Start GIVEN ENTRIES

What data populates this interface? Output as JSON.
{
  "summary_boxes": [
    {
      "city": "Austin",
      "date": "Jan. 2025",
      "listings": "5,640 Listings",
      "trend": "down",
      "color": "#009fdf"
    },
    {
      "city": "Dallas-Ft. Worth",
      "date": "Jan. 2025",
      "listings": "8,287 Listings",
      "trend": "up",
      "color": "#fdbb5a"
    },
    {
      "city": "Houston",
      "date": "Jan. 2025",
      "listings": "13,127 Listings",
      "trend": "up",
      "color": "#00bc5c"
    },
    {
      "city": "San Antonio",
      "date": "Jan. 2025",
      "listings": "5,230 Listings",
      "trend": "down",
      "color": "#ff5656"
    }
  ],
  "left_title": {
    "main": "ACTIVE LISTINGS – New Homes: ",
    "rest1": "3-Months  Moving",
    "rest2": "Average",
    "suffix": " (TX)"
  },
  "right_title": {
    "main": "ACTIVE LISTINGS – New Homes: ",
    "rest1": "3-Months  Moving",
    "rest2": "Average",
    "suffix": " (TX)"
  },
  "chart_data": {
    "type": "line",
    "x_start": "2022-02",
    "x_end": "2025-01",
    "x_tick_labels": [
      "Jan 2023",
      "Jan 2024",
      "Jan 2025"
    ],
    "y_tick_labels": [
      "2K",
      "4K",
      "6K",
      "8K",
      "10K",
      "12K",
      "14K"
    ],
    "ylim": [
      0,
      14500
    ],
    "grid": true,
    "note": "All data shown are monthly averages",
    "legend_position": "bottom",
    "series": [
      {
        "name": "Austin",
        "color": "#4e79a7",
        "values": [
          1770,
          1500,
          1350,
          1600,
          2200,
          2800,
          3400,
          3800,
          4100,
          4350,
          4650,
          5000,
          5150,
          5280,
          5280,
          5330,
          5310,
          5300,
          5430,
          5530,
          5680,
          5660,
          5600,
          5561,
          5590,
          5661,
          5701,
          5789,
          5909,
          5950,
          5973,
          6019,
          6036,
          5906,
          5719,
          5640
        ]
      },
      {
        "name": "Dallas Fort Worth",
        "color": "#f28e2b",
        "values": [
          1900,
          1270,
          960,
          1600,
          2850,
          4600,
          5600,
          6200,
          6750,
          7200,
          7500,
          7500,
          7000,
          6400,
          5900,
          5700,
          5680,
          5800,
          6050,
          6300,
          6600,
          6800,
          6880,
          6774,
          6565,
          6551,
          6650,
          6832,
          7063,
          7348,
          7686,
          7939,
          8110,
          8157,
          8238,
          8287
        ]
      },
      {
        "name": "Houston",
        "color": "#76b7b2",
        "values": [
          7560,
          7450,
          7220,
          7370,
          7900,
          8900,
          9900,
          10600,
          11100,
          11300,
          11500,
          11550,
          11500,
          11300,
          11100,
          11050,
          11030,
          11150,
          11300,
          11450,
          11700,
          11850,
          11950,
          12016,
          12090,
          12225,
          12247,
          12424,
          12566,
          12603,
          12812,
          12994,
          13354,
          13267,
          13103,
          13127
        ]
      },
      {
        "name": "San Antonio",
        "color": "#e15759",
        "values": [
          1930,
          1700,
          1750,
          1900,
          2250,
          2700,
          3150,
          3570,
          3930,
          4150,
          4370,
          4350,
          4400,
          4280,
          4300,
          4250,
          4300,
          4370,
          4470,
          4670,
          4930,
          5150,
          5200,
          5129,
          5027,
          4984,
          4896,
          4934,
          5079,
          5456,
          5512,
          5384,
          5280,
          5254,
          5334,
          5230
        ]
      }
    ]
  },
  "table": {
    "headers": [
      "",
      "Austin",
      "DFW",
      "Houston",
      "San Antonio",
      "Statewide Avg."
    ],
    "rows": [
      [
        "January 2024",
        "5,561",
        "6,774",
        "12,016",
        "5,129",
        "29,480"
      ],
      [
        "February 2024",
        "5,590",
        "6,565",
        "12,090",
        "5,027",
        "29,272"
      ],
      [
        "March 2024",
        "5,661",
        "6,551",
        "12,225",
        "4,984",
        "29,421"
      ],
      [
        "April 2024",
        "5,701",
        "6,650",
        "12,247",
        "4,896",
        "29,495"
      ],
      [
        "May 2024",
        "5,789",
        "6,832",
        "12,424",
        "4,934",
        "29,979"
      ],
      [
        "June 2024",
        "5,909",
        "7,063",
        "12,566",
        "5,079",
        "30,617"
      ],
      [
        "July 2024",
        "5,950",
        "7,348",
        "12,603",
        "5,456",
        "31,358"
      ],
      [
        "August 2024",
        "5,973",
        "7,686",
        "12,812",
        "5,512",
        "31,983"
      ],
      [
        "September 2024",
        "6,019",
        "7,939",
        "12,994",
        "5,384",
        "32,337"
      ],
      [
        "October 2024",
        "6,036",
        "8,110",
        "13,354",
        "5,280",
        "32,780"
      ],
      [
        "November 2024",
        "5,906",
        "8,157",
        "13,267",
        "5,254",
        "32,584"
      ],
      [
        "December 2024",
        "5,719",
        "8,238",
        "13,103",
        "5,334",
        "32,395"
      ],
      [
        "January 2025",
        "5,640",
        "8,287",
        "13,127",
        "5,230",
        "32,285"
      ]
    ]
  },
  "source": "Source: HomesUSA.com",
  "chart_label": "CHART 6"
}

End GIVEN ENTRIES

**GOAL**: Here, the records must be output exactly and in full.

**TASK OUTPUT**:
What data populates this interface? Output as JSON.
{
  "summary_boxes": [
    {
      "city": "Austin",
      "date": "Jan. 2025",
      "listings": "5,640 Listings",
      "trend": "down",
      "color": "#009fdf"
    },
    {
      "city": "Dallas-Ft. Worth",
      "date": "Jan. 2025",
      "listings": "8,287 Listings",
      "trend": "up",
      "color": "#fdbb5a"
    },
    {
      "city": "Houston",
      "date": "Jan. 2025",
      "listings": "13,127 Listings",
      "trend": "up",
      "color": "#00bc5c"
    },
    {
      "city": "San Antonio",
      "date": "Jan. 2025",
      "listings": "5,230 Listings",
      "trend": "down",
      "color": "#ff5656"
    }
  ],
  "left_title": {
    "main": "ACTIVE LISTINGS – New Homes: ",
    "rest1": "3-Months  Moving",
    "rest2": "Average",
    "suffix": " (TX)"
  },
  "right_title": {
    "main": "ACTIVE LISTINGS – New Homes: ",
    "rest1": "3-Months  Moving",
    "rest2": "Average",
    "suffix": " (TX)"
  },
  "chart_data": {
    "type": "line",
    "x_start": "2022-02",
    "x_end": "2025-01",
    "x_tick_labels": [
      "Jan 2023",
      "Jan 2024",
      "Jan 2025"
    ],
    "y_tick_labels": [
      "2K",
      "4K",
      "6K",
      "8K",
      "10K",
      "12K",
      "14K"
    ],
    "ylim": [
      0,
      14500
    ],
    "grid": true,
    "note": "All data shown are monthly averages",
    "legend_position": "bottom",
    "series": [
      {
        "name": "Austin",
        "color": "#4e79a7",
        "values": [
          1770,
          1500,
          1350,
          1600,
          2200,
          2800,
          3400,
          3800,
          4100,
          4350,
          4650,
          5000,
          5150,
          5280,
          5280,
          5330,
          5310,
          5300,
          5430,
          5530,
          5680,
          5660,
          5600,
          5561,
          5590,
          5661,
          5701,
          5789,
          5909,
          5950,
          5973,
          6019,
          6036,
          5906,
          5719,
          5640
        ]
      },
      {
        "name": "Dallas Fort Worth",
        "color": "#f28e2b",
        "values": [
          1900,
          1270,
          960,
          1600,
          2850,
          4600,
          5600,
          6200,
          6750,
          7200,
          7500,
          7500,
          7000,
          6400,
          5900,
          5700,
          5680,
          5800,
          6050,
          6300,
          6600,
          6800,
          6880,
          6774,
          6565,
          6551,
          6650,
          6832,
          7063,
          7348,
          7686,
          7939,
          8110,
          8157,
          8238,
          8287
        ]
      },
      {
        "name": "Houston",
        "color": "#76b7b2",
        "values": [
          7560,
          7450,
          7220,
          7370,
          7900,
          8900,
          9900,
          10600,
          11100,
          11300,
          11500,
          11550,
          11500,
          11300,
          11100,
          11050,
          11030,
          11150,
          11300,
          11450,
          11700,
          11850,
          11950,
          12016,
          12090,
          12225,
          12247,
          12424,
          12566,
          12603,
          12812,
          12994,
          13354,
          13267,
          13103,
          13127
        ]
      },
      {
        "name": "San Antonio",
        "color": "#e15759",
        "values": [
          1930,
          1700,
          1750,
          1900,
          2250,
          2700,
          3150,
          3570,
          3930,
          4150,
          4370,
          4350,
          4400,
          4280,
          4300,
          4250,
          4300,
          4370,
          4470,
          4670,
          4930,
          5150,
          5200,
          5129,
          5027,
          4984,
          4896,
          4934,
          5079,
          5456,
          5512,
          5384,
          5280,
          5254,
          5334,
          5230
        ]
      }
    ]
  },
  "table": {
    "headers": [
      "",
      "Austin",
      "DFW",
      "Houston",
      "San Antonio",
      "Statewide Avg."
    ],
    "rows": [
      [
        "January 2024",
        "5,561",
        "6,774",
        "12,016",
        "5,129",
        "29,480"
      ],
      [
        "February 2024",
        "5,590",
        "6,565",
        "12,090",
        "5,027",
        "29,272"
      ],
      [
        "March 2024",
        "5,661",
        "6,551",
        "12,225",
        "4,984",
        "29,421"
      ],
      [
        "April 2024",
        "5,701",
        "6,650",
        "12,247",
        "4,896",
        "29,495"
      ],
      [
        "May 2024",
        "5,789",
        "6,832",
        "12,424",
        "4,934",
        "29,979"
      ],
      [
        "June 2024",
        "5,909",
        "7,063",
        "12,566",
        "5,079",
        "30,617"
      ],
      [
        "July 2024",
        "5,950",
        "7,348",
        "12,603",
        "5,456",
        "31,358"
      ],
      [
        "August 2024",
        "5,973",
        "7,686",
        "12,812",
        "5,512",
        "31,983"
      ],
      [
        "September 2024",
        "6,019",
        "7,939",
        "12,994",
        "5,384",
        "32,337"
      ],
      [
        "October 2024",
        "6,036",
        "8,110",
        "13,354",
        "5,280",
        "32,780"
      ],
      [
        "November 2024",
        "5,906",
        "8,157",
        "13,267",
        "5,254",
        "32,584"
      ],
      [
        "December 2024",
        "5,719",
        "8,238",
        "13,103",
        "5,334",
        "32,395"
      ],
      [
        "January 2025",
        "5,640",
        "8,287",
        "13,127",
        "5,230",
        "32,285"
      ]
    ]
  },
  "source": "Source: HomesUSA.com",
  "chart_label": "CHART 6"
}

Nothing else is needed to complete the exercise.